• **What to do**:
Transcribe the full listing below exactly.

## Begin Excerpted data

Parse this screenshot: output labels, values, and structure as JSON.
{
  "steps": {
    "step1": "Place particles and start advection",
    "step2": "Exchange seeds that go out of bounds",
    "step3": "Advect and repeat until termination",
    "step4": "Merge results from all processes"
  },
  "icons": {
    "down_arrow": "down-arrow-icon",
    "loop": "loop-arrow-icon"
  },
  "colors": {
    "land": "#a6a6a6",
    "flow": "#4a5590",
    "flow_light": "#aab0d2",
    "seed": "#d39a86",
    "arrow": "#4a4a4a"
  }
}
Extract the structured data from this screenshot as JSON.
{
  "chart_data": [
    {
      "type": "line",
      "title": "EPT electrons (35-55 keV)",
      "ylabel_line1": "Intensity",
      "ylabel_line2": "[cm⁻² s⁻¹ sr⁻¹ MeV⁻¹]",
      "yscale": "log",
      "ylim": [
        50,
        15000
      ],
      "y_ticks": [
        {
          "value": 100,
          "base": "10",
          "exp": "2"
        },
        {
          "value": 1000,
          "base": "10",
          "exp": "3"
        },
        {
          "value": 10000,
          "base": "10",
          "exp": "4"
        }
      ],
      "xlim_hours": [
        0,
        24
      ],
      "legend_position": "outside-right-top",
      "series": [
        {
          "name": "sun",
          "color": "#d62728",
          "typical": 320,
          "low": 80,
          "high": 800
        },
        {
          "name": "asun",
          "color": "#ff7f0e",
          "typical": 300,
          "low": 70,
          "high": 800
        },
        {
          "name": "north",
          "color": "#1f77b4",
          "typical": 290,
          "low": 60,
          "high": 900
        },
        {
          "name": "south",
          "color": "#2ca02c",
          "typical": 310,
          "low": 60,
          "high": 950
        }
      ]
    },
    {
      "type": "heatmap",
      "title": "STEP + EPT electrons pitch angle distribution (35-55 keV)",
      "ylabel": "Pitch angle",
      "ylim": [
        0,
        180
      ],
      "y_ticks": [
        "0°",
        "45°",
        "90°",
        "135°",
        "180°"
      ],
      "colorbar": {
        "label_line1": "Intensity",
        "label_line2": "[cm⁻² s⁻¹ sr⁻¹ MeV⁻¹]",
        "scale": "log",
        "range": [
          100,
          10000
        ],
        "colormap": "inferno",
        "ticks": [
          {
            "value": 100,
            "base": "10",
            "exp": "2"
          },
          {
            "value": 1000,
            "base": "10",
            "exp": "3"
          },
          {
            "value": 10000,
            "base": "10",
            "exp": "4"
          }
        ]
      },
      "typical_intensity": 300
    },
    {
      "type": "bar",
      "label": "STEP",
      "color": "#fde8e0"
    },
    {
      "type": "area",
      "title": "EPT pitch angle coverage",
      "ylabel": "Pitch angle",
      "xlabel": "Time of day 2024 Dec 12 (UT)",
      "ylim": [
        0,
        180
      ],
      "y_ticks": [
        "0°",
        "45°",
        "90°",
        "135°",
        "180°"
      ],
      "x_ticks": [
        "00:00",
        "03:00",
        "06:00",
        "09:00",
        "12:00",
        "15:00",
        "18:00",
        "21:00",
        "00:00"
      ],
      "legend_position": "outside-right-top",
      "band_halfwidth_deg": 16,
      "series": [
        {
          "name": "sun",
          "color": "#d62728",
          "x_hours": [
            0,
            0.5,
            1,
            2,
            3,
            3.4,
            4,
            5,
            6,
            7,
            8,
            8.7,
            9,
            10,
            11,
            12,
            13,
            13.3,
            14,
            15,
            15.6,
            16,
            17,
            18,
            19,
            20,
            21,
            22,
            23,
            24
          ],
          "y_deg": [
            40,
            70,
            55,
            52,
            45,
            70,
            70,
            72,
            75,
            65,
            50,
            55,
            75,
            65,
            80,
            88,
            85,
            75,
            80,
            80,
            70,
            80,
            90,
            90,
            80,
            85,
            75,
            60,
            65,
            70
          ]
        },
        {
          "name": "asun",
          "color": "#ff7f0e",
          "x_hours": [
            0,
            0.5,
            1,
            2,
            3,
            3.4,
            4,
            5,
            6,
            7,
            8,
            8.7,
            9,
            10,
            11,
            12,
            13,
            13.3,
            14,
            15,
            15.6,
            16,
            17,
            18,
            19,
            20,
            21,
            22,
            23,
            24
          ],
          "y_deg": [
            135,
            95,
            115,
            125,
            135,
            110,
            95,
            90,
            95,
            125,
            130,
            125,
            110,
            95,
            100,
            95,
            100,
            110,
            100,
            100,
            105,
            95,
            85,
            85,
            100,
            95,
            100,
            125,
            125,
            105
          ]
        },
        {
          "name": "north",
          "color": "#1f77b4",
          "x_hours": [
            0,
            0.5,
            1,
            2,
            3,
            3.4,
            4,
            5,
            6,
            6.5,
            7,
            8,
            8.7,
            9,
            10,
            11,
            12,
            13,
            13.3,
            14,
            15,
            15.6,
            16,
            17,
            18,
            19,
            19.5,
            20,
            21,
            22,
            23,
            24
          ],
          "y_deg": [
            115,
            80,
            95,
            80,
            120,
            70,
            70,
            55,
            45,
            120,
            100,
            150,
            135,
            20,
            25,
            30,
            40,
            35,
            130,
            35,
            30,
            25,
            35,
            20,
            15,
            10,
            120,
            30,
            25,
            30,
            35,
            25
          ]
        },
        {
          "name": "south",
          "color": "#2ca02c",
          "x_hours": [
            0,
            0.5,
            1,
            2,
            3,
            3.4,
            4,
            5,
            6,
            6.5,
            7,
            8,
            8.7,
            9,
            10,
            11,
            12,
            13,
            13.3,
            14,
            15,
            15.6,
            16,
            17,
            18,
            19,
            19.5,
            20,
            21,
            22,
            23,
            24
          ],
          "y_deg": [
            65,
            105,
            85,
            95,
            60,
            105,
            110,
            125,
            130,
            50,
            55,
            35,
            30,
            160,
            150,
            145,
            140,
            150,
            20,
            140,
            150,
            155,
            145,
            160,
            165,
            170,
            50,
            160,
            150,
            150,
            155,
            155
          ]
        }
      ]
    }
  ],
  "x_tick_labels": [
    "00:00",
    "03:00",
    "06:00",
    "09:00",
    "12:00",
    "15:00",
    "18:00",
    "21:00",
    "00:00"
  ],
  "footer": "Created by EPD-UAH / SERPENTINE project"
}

## End Excerpted data

• **Result below**:
Parse this screenshot: output labels, values, and structure as JSON.
{
  "steps": {
    "step1": "Place particles and start advection",
    "step2": "Exchange seeds that go out of bounds",
    "step3": "Advect and repeat until termination",
    "step4": "Merge results from all processes"
  },
  "icons": {
    "down_arrow": "down-arrow-icon",
    "loop": "loop-arrow-icon"
  },
  "colors": {
    "land": "#a6a6a6",
    "flow": "#4a5590",
    "flow_light": "#aab0d2",
    "seed": "#d39a86",
    "arrow": "#4a4a4a"
  }
}
Extract the structured data from this screenshot as JSON.
{
  "chart_data": [
    {
      "type": "line",
      "title": "EPT electrons (35-55 keV)",
      "ylabel_line1": "Intensity",
      "ylabel_line2": "[cm⁻² s⁻¹ sr⁻¹ MeV⁻¹]",
      "yscale": "log",
      "ylim": [
        50,
        15000
      ],
      "y_ticks": [
        {
          "value": 100,
          "base": "10",
          "exp": "2"
        },
        {
          "value": 1000,
          "base": "10",
          "exp": "3"
        },
        {
          "value": 10000,
          "base": "10",
          "exp": "4"
        }
      ],
      "xlim_hours": [
        0,
        24
      ],
      "legend_position": "outside-right-top",
      "series": [
        {
          "name": "sun",
          "color": "#d62728",
          "typical": 320,
          "low": 80,
          "high": 800
        },
        {
          "name": "asun",
          "color": "#ff7f0e",
          "typical": 300,
          "low": 70,
          "high": 800
        },
        {
          "name": "north",
          "color": "#1f77b4",
          "typical": 290,
          "low": 60,
          "high": 900
        },
        {
          "name": "south",
          "color": "#2ca02c",
          "typical": 310,
          "low": 60,
          "high": 950
        }
      ]
    },
    {
      "type": "heatmap",
      "title": "STEP + EPT electrons pitch angle distribution (35-55 keV)",
      "ylabel": "Pitch angle",
      "ylim": [
        0,
        180
      ],
      "y_ticks": [
        "0°",
        "45°",
        "90°",
        "135°",
        "180°"
      ],
      "colorbar": {
        "label_line1": "Intensity",
        "label_line2": "[cm⁻² s⁻¹ sr⁻¹ MeV⁻¹]",
        "scale": "log",
        "range": [
          100,
          10000
        ],
        "colormap": "inferno",
        "ticks": [
          {
            "value": 100,
            "base": "10",
            "exp": "2"
          },
          {
            "value": 1000,
            "base": "10",
            "exp": "3"
          },
          {
            "value": 10000,
            "base": "10",
            "exp": "4"
          }
        ]
      },
      "typical_intensity": 300
    },
    {
      "type": "bar",
      "label": "STEP",
      "color": "#fde8e0"
    },
    {
      "type": "area",
      "title": "EPT pitch angle coverage",
      "ylabel": "Pitch angle",
      "xlabel": "Time of day 2024 Dec 12 (UT)",
      "ylim": [
        0,
        180
      ],
      "y_ticks": [
        "0°",
        "45°",
        "90°",
        "135°",
        "180°"
      ],
      "x_ticks": [
        "00:00",
        "03:00",
        "06:00",
        "09:00",
        "12:00",
        "15:00",
        "18:00",
        "21:00",
        "00:00"
      ],
      "legend_position": "outside-right-top",
      "band_halfwidth_deg": 16,
      "series": [
        {
          "name": "sun",
          "color": "#d62728",
          "x_hours": [
            0,
            0.5,
            1,
            2,
            3,
            3.4,
            4,
            5,
            6,
            7,
            8,
            8.7,
            9,
            10,
            11,
            12,
            13,
            13.3,
            14,
            15,
            15.6,
            16,
            17,
            18,
            19,
            20,
            21,
            22,
            23,
            24
          ],
          "y_deg": [
            40,
            70,
            55,
            52,
            45,
            70,
            70,
            72,
            75,
            65,
            50,
            55,
            75,
            65,
            80,
            88,
            85,
            75,
            80,
            80,
            70,
            80,
            90,
            90,
            80,
            85,
            75,
            60,
            65,
            70
          ]
        },
        {
          "name": "asun",
          "color": "#ff7f0e",
          "x_hours": [
            0,
            0.5,
            1,
            2,
            3,
            3.4,
            4,
            5,
            6,
            7,
            8,
            8.7,
            9,
            10,
            11,
            12,
            13,
            13.3,
            14,
            15,
            15.6,
            16,
            17,
            18,
            19,
            20,
            21,
            22,
            23,
            24
          ],
          "y_deg": [
            135,
            95,
            115,
            125,
            135,
            110,
            95,
            90,
            95,
            125,
            130,
            125,
            110,
            95,
            100,
            95,
            100,
            110,
            100,
            100,
            105,
            95,
            85,
            85,
            100,
            95,
            100,
            125,
            125,
            105
          ]
        },
        {
          "name": "north",
          "color": "#1f77b4",
          "x_hours": [
            0,
            0.5,
            1,
            2,
            3,
            3.4,
            4,
            5,
            6,
            6.5,
            7,
            8,
            8.7,
            9,
            10,
            11,
            12,
            13,
            13.3,
            14,
            15,
            15.6,
            16,
            17,
            18,
            19,
            19.5,
            20,
            21,
            22,
            23,
            24
          ],
          "y_deg": [
            115,
            80,
            95,
            80,
            120,
            70,
            70,
            55,
            45,
            120,
            100,
            150,
            135,
            20,
            25,
            30,
            40,
            35,
            130,
            35,
            30,
            25,
            35,
            20,
            15,
            10,
            120,
            30,
            25,
            30,
            35,
            25
          ]
        },
        {
          "name": "south",
          "color": "#2ca02c",
          "x_hours": [
            0,
            0.5,
            1,
            2,
            3,
            3.4,
            4,
            5,
            6,
            6.5,
            7,
            8,
            8.7,
            9,
            10,
            11,
            12,
            13,
            13.3,
            14,
            15,
            15.6,
            16,
            17,
            18,
            19,
            19.5,
            20,
            21,
            22,
            23,
            24
          ],
          "y_deg": [
            65,
            105,
            85,
            95,
            60,
            105,
            110,
            125,
            130,
            50,
            55,
            35,
            30,
            160,
            150,
            145,
            140,
            150,
            20,
            140,
            150,
            155,
            145,
            160,
            165,
            170,
            50,
            160,
            150,
            150,
            155,
            155
          ]
        }
      ]
    }
  ],
  "x_tick_labels": [
    "00:00",
    "03:00",
    "06:00",
    "09:00",
    "12:00",
    "15:00",
    "18:00",
    "21:00",
    "00:00"
  ],
  "footer": "Created by EPD-UAH / SERPENTINE project"
}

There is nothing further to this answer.